*Provided passage*.
--------
I told her about the ashes-of-roses pink cap crocheted and express-mailed to me by a high-school classmate who lives in Cleveland. I shivered at the memory of that cold, damp weather and sat straighter with pride as I recalled the ideals and sense of hope and yes, anger, which had brought us together in such solidarity.
How was it, we continued to wonder, that so many decent, worthy people had voted for this behemoth of brutality, ignorance, narcissism and arrested adolescence? When people claimed that he was a “successful businessman” and that that was what the country needed in the Oval Office, did they not grasp that his “success” at business was more a matter of the advantages of family wealth and a father who buffered the blows of bad judgment? Trump’s success was built on small business and large corporate partners he stiffed. The image he crafted as a reality-television celebrity was truthful only it that it megaphoned his schadenfreude in his gleeful pronouncement, “You’re fired.”
As president he has obsessed over reports in the “Fake News” mainstream media and lashed out at critics in the most puerile language. He lies—constantly, reflexively, stupidly—and his enablers in his Cabinet and in Congress advance those lies knowing that they are lies. Trump has behaved boorishly with leaders of other nations and his birdbrain policies and diplomacy have moved this country and the world closer to environmental death and a nuclear holocaust. Yet along with his deplorables (yes, I think it’s a fair description of many), people who in the past demonstrated respectable ethics and human decency continue to applaud him.
And that brings me ambagiously to my discomfort at reconnecting with an old friend from the 1970s. CM and I bonded over our shared dislike of an art history professor at University of Massachusetts-Amherst. CM, her husband and three children lived with a golden retriever named Flash Golden and a cat named Nantucket. Her best story—and it is still one of the most hilarious in my repertoire—is about waking late one Saturday morning to discover her eighteen-month-old playing with her pocketbook having unloaded most of the contents of his diaper into it.
In 2015, I typed her name into a couple of searches and came up with a hit on Facebook that seemed right. Left a message. Didn’t hear back until a couple months ago.
We exclaimed with pleasure about the reconnection and exchanged information. Even had a wonderful telephone call.
Something she said, however, about the state of affairs in the United States, dinged my alarm bell. Then the posts appeared on FB. Vociferous posts, mostly slamming the Obama administration and several praising Trump.
What happened? How am I to reconcile the sweet, easy-going, hoot-and-a-half woman I knew back in the 1970s with a person who actively supports the president I despise and promotes sentiments in her FB feed that are borderline hate speech? That was not the CM that I remember. That does not appear to be the CM adored by her many FB Friends.
Boss Tweet slammed Mexicans in a campaign speech saying, “They’re bringing drugs. They’re bringing crime. They’re rapists.” Almost as an afterthought he added, “and some, I assume are good people.” I assume some of the people who voted for Trump are good people, too.
I just don’t understand how truly good people can promote the hate-filled agenda the President shares with the GOP. I don’t understand how people who are not rich would push for legislation that will make them poorer and degrade their lives while making rich people richer and strengthening the barrier that wealth constructs between people of privilege and reality as it exists in the rest of the world.
I don’t understand any of this because truly good people know the difference between good and evil.
--------
*Supplied material*.
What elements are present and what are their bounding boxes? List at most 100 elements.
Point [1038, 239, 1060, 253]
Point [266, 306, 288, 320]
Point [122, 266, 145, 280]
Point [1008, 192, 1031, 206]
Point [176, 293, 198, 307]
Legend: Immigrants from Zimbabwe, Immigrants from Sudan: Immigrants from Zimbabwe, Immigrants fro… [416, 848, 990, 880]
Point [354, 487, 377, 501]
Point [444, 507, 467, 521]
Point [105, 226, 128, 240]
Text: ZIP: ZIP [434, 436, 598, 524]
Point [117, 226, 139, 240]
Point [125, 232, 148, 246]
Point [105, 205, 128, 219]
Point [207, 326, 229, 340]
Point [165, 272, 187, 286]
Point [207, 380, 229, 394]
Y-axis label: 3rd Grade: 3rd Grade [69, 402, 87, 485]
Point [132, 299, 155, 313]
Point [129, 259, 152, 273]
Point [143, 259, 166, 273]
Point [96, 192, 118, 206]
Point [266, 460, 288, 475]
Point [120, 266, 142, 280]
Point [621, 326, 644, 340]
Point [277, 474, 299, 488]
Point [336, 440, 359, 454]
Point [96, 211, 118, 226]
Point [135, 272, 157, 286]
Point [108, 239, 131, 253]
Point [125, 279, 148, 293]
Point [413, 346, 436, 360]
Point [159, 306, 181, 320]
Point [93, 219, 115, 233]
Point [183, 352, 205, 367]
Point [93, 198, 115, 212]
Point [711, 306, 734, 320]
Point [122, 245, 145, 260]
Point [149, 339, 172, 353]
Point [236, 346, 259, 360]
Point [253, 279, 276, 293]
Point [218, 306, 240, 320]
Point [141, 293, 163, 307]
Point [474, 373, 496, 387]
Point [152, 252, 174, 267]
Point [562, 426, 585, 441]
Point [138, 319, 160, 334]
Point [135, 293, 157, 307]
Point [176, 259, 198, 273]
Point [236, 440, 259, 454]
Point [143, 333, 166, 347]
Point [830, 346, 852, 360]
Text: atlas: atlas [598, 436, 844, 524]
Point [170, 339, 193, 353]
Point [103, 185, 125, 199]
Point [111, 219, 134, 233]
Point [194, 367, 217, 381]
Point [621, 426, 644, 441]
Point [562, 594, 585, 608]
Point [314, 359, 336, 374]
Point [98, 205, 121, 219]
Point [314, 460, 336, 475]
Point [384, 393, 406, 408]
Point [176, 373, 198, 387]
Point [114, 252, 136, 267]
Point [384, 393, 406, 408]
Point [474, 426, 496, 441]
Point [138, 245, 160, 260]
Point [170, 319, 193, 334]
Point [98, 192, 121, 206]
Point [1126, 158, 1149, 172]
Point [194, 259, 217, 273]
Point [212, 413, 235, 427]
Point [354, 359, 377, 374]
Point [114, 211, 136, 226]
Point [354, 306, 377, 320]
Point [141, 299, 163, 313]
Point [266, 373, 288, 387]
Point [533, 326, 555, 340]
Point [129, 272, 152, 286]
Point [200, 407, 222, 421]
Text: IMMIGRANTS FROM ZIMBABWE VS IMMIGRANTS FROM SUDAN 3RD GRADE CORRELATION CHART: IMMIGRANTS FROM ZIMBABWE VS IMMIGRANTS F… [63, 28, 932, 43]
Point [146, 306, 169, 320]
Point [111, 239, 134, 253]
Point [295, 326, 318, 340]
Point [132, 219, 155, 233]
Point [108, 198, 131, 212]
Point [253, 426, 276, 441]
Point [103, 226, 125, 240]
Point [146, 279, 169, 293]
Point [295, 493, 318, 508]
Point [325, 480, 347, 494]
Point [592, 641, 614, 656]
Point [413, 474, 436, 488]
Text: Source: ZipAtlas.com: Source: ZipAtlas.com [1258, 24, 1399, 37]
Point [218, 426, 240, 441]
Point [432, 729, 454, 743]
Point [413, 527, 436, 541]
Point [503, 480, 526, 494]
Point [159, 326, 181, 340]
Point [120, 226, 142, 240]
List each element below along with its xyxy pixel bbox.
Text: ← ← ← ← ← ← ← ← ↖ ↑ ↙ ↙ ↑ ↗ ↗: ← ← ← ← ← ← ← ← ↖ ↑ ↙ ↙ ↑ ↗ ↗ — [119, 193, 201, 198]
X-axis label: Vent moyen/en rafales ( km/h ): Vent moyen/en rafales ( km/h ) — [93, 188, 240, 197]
--------
*To do*.
1. Transcribe everything in the essay from "Something she said, however, about" down to "good people, too.".
2. According to the essay, what did the writer and CM bond over?

*Answers to each task*.
1.
Something she said, however, about the state of affairs in the United States, dinged my alarm bell. Then the posts appeared on FB. Vociferous posts, mostly slamming the Obama administration and several praising Trump.
What happened? How am I to reconcile the sweet, easy-going, hoot-and-a-half woman I knew back in the 1970s with a person who actively supports the president I despise and promotes sentiments in her FB feed that are borderline hate speech? That was not the CM that I remember. That does not appear to be the CM adored by her many FB Friends.
Boss Tweet slammed Mexicans in a campaign speech saying, “They’re bringing drugs. They’re bringing crime. They’re rapists.” Almost as an afterthought he added, “and some, I assume are good people.” I assume some of the people who voted for Trump are good people, too.

2. Their shared dislike of an art history professor at University of Massachusetts-Amherst.